Find each line holding "icon" and copy it out.

** start Records provided **

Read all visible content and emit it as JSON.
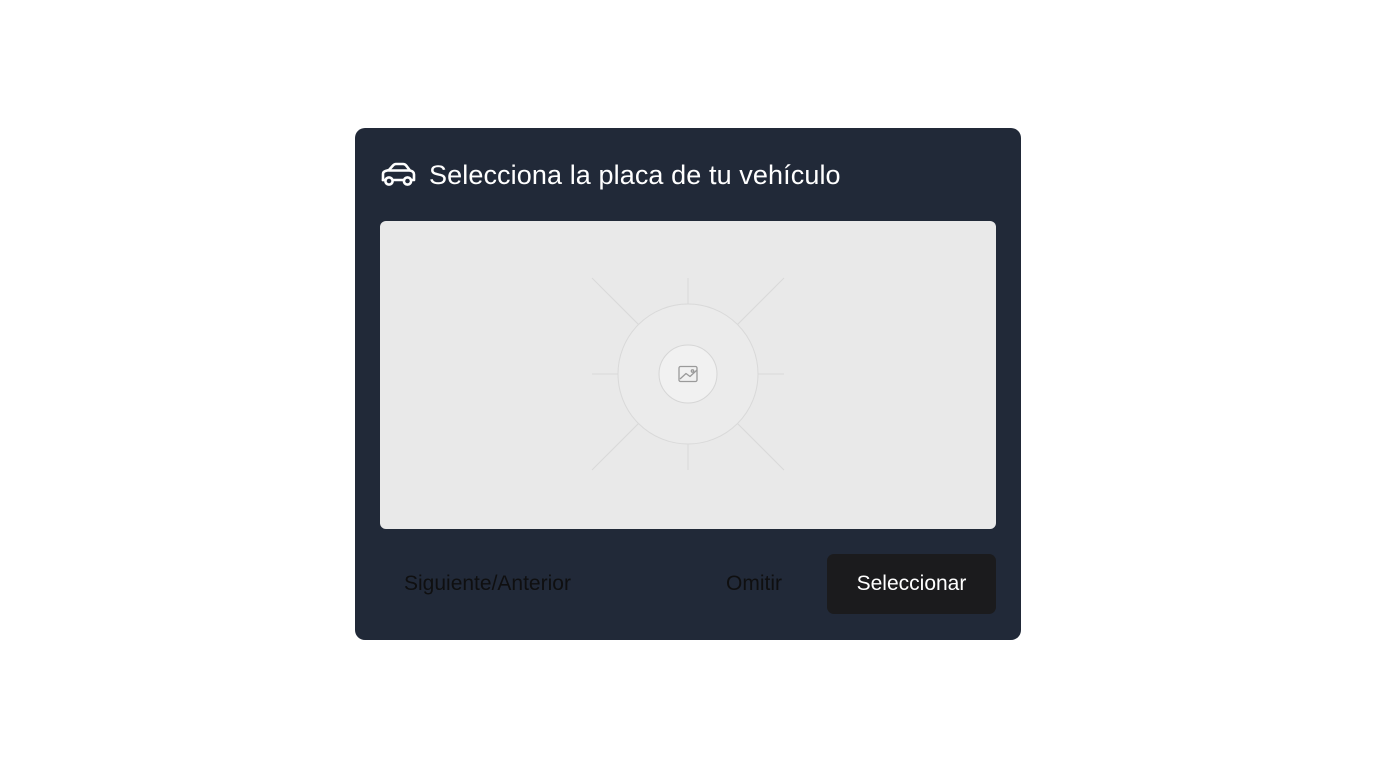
{
  "dialog": {
    "title": "Selecciona la placa de tu vehículo",
    "title_icon": "car-icon",
    "image_placeholder_icon": "image-icon"
  },
  "actions": {
    "navigate_label": "Siguiente/Anterior",
    "skip_label": "Omitir",
    "select_label": "Seleccionar"
  },
  "colors": {
    "dialog_background": "#212938",
    "image_area_background": "#e9e9e9",
    "primary_button_background": "#1b1b1d",
    "title_text": "#ffffff"
  }
}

** end Records provided **

**Exercise answer**
    "title_icon": "car-icon",
    "image_placeholder_icon": "image-icon"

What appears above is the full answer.